DIRECTIONS: Copy the data below exactly.

Stored records:

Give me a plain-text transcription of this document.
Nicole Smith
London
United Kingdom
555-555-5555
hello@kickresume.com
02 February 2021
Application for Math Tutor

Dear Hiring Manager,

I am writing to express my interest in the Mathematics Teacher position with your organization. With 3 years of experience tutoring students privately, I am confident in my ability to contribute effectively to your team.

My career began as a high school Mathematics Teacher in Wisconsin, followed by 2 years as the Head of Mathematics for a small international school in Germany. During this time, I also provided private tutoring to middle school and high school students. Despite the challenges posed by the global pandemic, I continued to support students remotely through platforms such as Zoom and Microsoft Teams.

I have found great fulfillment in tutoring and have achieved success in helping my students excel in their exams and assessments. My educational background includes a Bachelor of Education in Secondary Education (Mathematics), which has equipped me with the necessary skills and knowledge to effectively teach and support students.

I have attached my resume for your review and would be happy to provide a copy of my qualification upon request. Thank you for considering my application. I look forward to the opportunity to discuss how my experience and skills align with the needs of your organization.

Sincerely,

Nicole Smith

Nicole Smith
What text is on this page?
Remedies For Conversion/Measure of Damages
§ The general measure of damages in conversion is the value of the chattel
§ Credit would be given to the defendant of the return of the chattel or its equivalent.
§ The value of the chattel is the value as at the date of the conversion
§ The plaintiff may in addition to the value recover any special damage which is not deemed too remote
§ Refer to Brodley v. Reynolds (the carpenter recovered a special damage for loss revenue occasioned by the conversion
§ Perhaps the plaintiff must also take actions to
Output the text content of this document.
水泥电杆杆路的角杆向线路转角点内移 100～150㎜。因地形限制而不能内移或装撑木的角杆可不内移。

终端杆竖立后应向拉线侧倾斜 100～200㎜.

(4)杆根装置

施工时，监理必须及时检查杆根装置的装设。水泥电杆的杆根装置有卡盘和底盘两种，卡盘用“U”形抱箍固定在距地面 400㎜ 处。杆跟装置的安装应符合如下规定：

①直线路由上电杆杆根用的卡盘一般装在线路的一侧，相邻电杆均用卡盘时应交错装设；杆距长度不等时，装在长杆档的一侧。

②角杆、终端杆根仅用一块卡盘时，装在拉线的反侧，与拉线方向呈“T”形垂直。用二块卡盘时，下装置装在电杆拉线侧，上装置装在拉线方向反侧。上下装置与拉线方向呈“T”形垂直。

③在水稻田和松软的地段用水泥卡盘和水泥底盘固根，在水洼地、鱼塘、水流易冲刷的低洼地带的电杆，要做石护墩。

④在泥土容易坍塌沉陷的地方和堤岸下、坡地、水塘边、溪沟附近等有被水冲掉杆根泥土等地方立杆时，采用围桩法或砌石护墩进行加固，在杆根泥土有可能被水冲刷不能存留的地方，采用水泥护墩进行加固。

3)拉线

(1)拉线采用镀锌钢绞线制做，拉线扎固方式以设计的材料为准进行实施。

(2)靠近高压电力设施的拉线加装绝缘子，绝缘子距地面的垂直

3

WRITTEN ANSWER:
Give me a plain-text transcription of this document.
Nicole Smith
London
United Kingdom
555-555-5555
hello@kickresume.com
02 February 2021
Application for Math Tutor

Dear Hiring Manager,

I am writing to express my interest in the Mathematics Teacher position with your organization. With 3 years of experience tutoring students privately, I am confident in my ability to contribute effectively to your team.

My career began as a high school Mathematics Teacher in Wisconsin, followed by 2 years as the Head of Mathematics for a small international school in Germany. During this time, I also provided private tutoring to middle school and high school students. Despite the challenges posed by the global pandemic, I continued to support students remotely through platforms such as Zoom and Microsoft Teams.

I have found great fulfillment in tutoring and have achieved success in helping my students excel in their exams and assessments. My educational background includes a Bachelor of Education in Secondary Education (Mathematics), which has equipped me with the necessary skills and knowledge to effectively teach and support students.

I have attached my resume for your review and would be happy to provide a copy of my qualification upon request. Thank you for considering my application. I look forward to the opportunity to discuss how my experience and skills align with the needs of your organization.

Sincerely,

Nicole Smith

Nicole Smith
What text is on this page?
Remedies For Conversion/Measure of Damages
§ The general measure of damages in conversion is the value of the chattel
§ Credit would be given to the defendant of the return of the chattel or its equivalent.
§ The value of the chattel is the value as at the date of the conversion
§ The plaintiff may in addition to the value recover any special damage which is not deemed too remote
§ Refer to Brodley v. Reynolds (the carpenter recovered a special damage for loss revenue occasioned by the conversion
§ Perhaps the plaintiff must also take actions to
Output the text content of this document.
水泥电杆杆路的角杆向线路转角点内移 100～150㎜。因地形限制而不能内移或装撑木的角杆可不内移。

终端杆竖立后应向拉线侧倾斜 100～200㎜.

(4)杆根装置

施工时，监理必须及时检查杆根装置的装设。水泥电杆的杆根装置有卡盘和底盘两种，卡盘用“U”形抱箍固定在距地面 400㎜ 处。杆跟装置的安装应符合如下规定：

①直线路由上电杆杆根用的卡盘一般装在线路的一侧，相邻电杆均用卡盘时应交错装设；杆距长度不等时，装在长杆档的一侧。

②角杆、终端杆根仅用一块卡盘时，装在拉线的反侧，与拉线方向呈“T”形垂直。用二块卡盘时，下装置装在电杆拉线侧，上装置装在拉线方向反侧。上下装置与拉线方向呈“T”形垂直。

③在水稻田和松软的地段用水泥卡盘和水泥底盘固根，在水洼地、鱼塘、水流易冲刷的低洼地带的电杆，要做石护墩。

④在泥土容易坍塌沉陷的地方和堤岸下、坡地、水塘边、溪沟附近等有被水冲掉杆根泥土等地方立杆时，采用围桩法或砌石护墩进行加固，在杆根泥土有可能被水冲刷不能存留的地方，采用水泥护墩进行加固。

3)拉线

(1)拉线采用镀锌钢绞线制做，拉线扎固方式以设计的材料为准进行实施。

(2)靠近高压电力设施的拉线加装绝缘子，绝缘子距地面的垂直

3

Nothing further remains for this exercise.